Goal: Gather each line containing the string "JSON" from these entries.

Dataset records:
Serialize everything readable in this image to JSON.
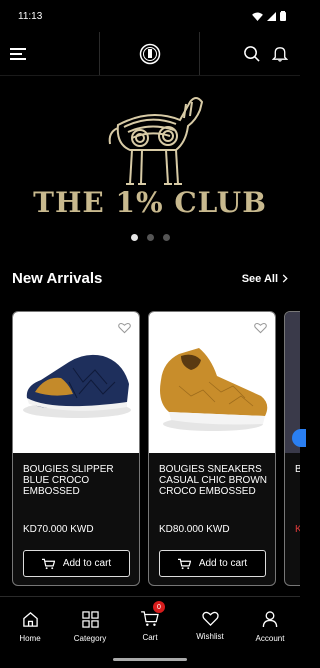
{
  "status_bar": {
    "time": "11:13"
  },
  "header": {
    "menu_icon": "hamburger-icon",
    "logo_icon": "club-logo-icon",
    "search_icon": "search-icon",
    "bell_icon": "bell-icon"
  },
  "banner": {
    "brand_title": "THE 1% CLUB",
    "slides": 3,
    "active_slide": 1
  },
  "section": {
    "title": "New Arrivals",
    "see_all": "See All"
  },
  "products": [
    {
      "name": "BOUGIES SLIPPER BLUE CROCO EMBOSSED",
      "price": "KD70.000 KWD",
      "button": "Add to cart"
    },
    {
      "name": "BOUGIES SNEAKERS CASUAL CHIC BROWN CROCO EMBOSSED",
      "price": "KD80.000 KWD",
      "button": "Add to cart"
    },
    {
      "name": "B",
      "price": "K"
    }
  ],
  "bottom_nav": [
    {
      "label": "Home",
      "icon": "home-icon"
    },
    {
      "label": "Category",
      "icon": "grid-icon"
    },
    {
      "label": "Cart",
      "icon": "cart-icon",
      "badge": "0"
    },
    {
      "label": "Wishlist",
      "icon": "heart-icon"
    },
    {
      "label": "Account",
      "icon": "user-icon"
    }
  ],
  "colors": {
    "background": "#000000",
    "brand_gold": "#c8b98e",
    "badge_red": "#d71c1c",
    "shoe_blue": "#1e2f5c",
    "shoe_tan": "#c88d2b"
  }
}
* * *
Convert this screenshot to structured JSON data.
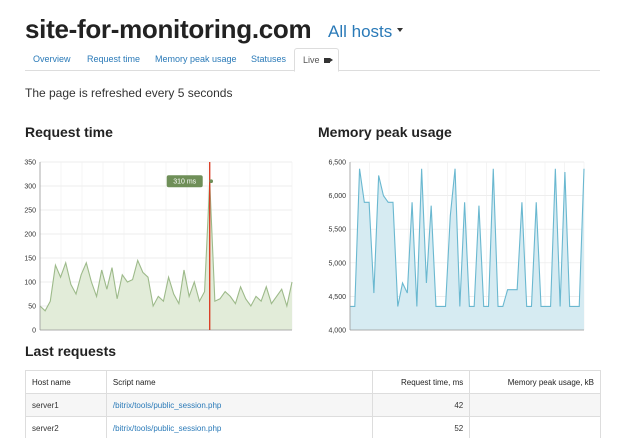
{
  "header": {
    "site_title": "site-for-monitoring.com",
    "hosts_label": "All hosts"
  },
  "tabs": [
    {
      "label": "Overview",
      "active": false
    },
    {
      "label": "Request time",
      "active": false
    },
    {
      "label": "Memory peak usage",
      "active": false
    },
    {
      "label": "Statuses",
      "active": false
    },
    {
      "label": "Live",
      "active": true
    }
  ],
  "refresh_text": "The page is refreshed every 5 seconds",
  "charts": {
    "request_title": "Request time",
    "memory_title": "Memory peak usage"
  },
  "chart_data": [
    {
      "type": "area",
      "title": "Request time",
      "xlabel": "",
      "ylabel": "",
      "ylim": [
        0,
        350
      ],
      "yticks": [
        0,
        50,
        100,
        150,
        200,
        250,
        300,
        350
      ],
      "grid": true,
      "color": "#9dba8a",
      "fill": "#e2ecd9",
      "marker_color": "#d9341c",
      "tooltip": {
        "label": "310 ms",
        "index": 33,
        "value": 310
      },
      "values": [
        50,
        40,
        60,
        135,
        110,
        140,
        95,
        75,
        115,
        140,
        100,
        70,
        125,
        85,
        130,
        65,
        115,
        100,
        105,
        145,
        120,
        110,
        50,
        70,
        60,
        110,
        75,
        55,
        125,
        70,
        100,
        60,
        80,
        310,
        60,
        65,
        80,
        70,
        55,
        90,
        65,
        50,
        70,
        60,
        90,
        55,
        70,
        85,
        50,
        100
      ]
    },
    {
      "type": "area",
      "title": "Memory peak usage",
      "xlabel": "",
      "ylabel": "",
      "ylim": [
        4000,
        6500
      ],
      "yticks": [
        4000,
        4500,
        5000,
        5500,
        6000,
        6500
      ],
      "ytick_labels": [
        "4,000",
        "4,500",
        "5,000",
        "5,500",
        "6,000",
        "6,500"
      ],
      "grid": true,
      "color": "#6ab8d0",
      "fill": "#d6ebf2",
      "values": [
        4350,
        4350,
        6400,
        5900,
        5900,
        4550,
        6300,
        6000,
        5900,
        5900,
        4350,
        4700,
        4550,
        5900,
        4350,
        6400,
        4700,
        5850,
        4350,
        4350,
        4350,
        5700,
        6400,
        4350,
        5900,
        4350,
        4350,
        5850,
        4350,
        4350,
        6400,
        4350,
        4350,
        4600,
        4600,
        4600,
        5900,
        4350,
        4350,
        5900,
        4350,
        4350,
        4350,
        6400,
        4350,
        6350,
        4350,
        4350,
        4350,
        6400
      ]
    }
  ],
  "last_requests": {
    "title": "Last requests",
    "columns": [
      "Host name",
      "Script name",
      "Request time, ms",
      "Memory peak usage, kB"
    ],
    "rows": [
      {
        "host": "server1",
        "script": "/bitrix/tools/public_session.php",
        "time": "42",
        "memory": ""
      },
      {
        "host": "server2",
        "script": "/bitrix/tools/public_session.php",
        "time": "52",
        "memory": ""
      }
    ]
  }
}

Solution to this exercise:
Serialize everything readable in this image to JSON.
Convert this screenshot to structured JSON data.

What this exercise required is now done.